• TASK GOAL:
Return each line of the records with nothing changed, pictures excepted.

-- Start --

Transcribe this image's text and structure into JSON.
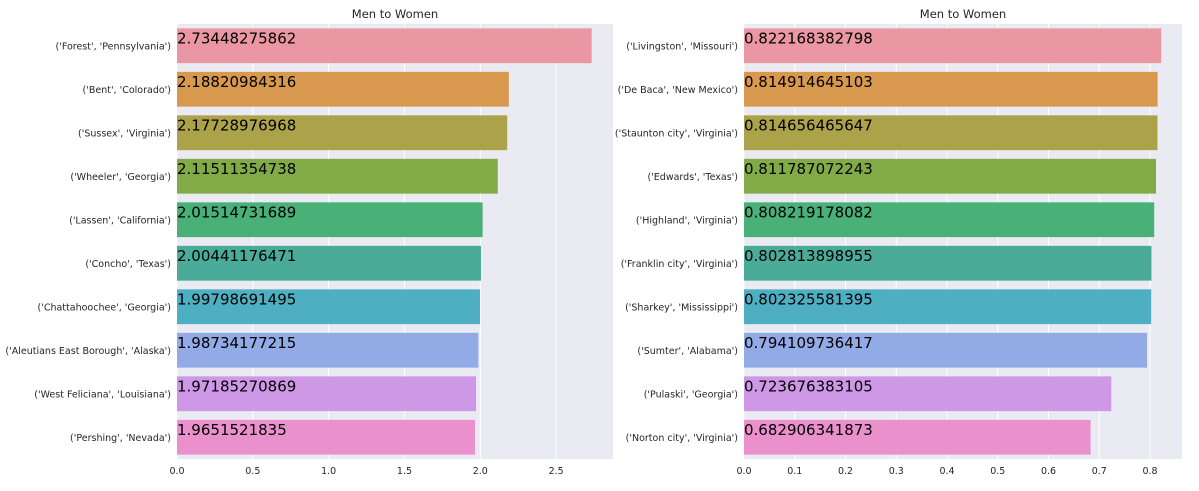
{
  "chart_data": [
    {
      "type": "bar",
      "orientation": "horizontal",
      "title": "Men to Women",
      "xlabel": "",
      "ylabel": "",
      "categories": [
        "('Forest', 'Pennsylvania')",
        "('Bent', 'Colorado')",
        "('Sussex', 'Virginia')",
        "('Wheeler', 'Georgia')",
        "('Lassen', 'California')",
        "('Concho', 'Texas')",
        "('Chattahoochee', 'Georgia')",
        "('Aleutians East Borough', 'Alaska')",
        "('West Feliciana', 'Louisiana')",
        "('Pershing', 'Nevada')"
      ],
      "values": [
        2.73448275862,
        2.18820984316,
        2.17728976968,
        2.11511354738,
        2.01514731689,
        2.00441176471,
        1.99798691495,
        1.98734177215,
        1.97185270869,
        1.9651521835
      ],
      "data_labels": [
        "2.73448275862",
        "2.18820984316",
        "2.17728976968",
        "2.11511354738",
        "2.01514731689",
        "2.00441176471",
        "1.99798691495",
        "1.98734177215",
        "1.97185270869",
        "1.9651521835"
      ],
      "xlim": [
        0,
        2.875
      ],
      "xticks": [
        0.0,
        0.5,
        1.0,
        1.5,
        2.0,
        2.5
      ],
      "xtick_labels": [
        "0.0",
        "0.5",
        "1.0",
        "1.5",
        "2.0",
        "2.5"
      ],
      "grid": true,
      "colors": [
        "#ea96a3",
        "#d8994f",
        "#aca24a",
        "#81ab47",
        "#49b078",
        "#4bab99",
        "#4eaec2",
        "#92abe7",
        "#cf98e7",
        "#ea90cd"
      ]
    },
    {
      "type": "bar",
      "orientation": "horizontal",
      "title": "Men to Women",
      "xlabel": "",
      "ylabel": "",
      "categories": [
        "('Livingston', 'Missouri')",
        "('De Baca', 'New Mexico')",
        "('Staunton city', 'Virginia')",
        "('Edwards', 'Texas')",
        "('Highland', 'Virginia')",
        "('Franklin city', 'Virginia')",
        "('Sharkey', 'Mississippi')",
        "('Sumter', 'Alabama')",
        "('Pulaski', 'Georgia')",
        "('Norton city', 'Virginia')"
      ],
      "values": [
        0.822168382798,
        0.814914645103,
        0.814656465647,
        0.811787072243,
        0.808219178082,
        0.802813898955,
        0.802325581395,
        0.794109736417,
        0.723676383105,
        0.682906341873
      ],
      "data_labels": [
        "0.822168382798",
        "0.814914645103",
        "0.814656465647",
        "0.811787072243",
        "0.808219178082",
        "0.802813898955",
        "0.802325581395",
        "0.794109736417",
        "0.723676383105",
        "0.682906341873"
      ],
      "xlim": [
        0,
        0.863
      ],
      "xticks": [
        0.0,
        0.1,
        0.2,
        0.3,
        0.4,
        0.5,
        0.6,
        0.7,
        0.8
      ],
      "xtick_labels": [
        "0.0",
        "0.1",
        "0.2",
        "0.3",
        "0.4",
        "0.5",
        "0.6",
        "0.7",
        "0.8"
      ],
      "grid": true,
      "colors": [
        "#ea96a3",
        "#d8994f",
        "#aca24a",
        "#81ab47",
        "#49b078",
        "#4bab99",
        "#4eaec2",
        "#92abe7",
        "#cf98e7",
        "#ea90cd"
      ]
    }
  ]
}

-- End --

• TASK ANSWER:
Transcribe this image's text and structure into JSON.
{
  "chart_data": [
    {
      "type": "bar",
      "orientation": "horizontal",
      "title": "Men to Women",
      "xlabel": "",
      "ylabel": "",
      "categories": [
        "('Forest', 'Pennsylvania')",
        "('Bent', 'Colorado')",
        "('Sussex', 'Virginia')",
        "('Wheeler', 'Georgia')",
        "('Lassen', 'California')",
        "('Concho', 'Texas')",
        "('Chattahoochee', 'Georgia')",
        "('Aleutians East Borough', 'Alaska')",
        "('West Feliciana', 'Louisiana')",
        "('Pershing', 'Nevada')"
      ],
      "values": [
        2.73448275862,
        2.18820984316,
        2.17728976968,
        2.11511354738,
        2.01514731689,
        2.00441176471,
        1.99798691495,
        1.98734177215,
        1.97185270869,
        1.9651521835
      ],
      "data_labels": [
        "2.73448275862",
        "2.18820984316",
        "2.17728976968",
        "2.11511354738",
        "2.01514731689",
        "2.00441176471",
        "1.99798691495",
        "1.98734177215",
        "1.97185270869",
        "1.9651521835"
      ],
      "xlim": [
        0,
        2.875
      ],
      "xticks": [
        0.0,
        0.5,
        1.0,
        1.5,
        2.0,
        2.5
      ],
      "xtick_labels": [
        "0.0",
        "0.5",
        "1.0",
        "1.5",
        "2.0",
        "2.5"
      ],
      "grid": true,
      "colors": [
        "#ea96a3",
        "#d8994f",
        "#aca24a",
        "#81ab47",
        "#49b078",
        "#4bab99",
        "#4eaec2",
        "#92abe7",
        "#cf98e7",
        "#ea90cd"
      ]
    },
    {
      "type": "bar",
      "orientation": "horizontal",
      "title": "Men to Women",
      "xlabel": "",
      "ylabel": "",
      "categories": [
        "('Livingston', 'Missouri')",
        "('De Baca', 'New Mexico')",
        "('Staunton city', 'Virginia')",
        "('Edwards', 'Texas')",
        "('Highland', 'Virginia')",
        "('Franklin city', 'Virginia')",
        "('Sharkey', 'Mississippi')",
        "('Sumter', 'Alabama')",
        "('Pulaski', 'Georgia')",
        "('Norton city', 'Virginia')"
      ],
      "values": [
        0.822168382798,
        0.814914645103,
        0.814656465647,
        0.811787072243,
        0.808219178082,
        0.802813898955,
        0.802325581395,
        0.794109736417,
        0.723676383105,
        0.682906341873
      ],
      "data_labels": [
        "0.822168382798",
        "0.814914645103",
        "0.814656465647",
        "0.811787072243",
        "0.808219178082",
        "0.802813898955",
        "0.802325581395",
        "0.794109736417",
        "0.723676383105",
        "0.682906341873"
      ],
      "xlim": [
        0,
        0.863
      ],
      "xticks": [
        0.0,
        0.1,
        0.2,
        0.3,
        0.4,
        0.5,
        0.6,
        0.7,
        0.8
      ],
      "xtick_labels": [
        "0.0",
        "0.1",
        "0.2",
        "0.3",
        "0.4",
        "0.5",
        "0.6",
        "0.7",
        "0.8"
      ],
      "grid": true,
      "colors": [
        "#ea96a3",
        "#d8994f",
        "#aca24a",
        "#81ab47",
        "#49b078",
        "#4bab99",
        "#4eaec2",
        "#92abe7",
        "#cf98e7",
        "#ea90cd"
      ]
    }
  ]
}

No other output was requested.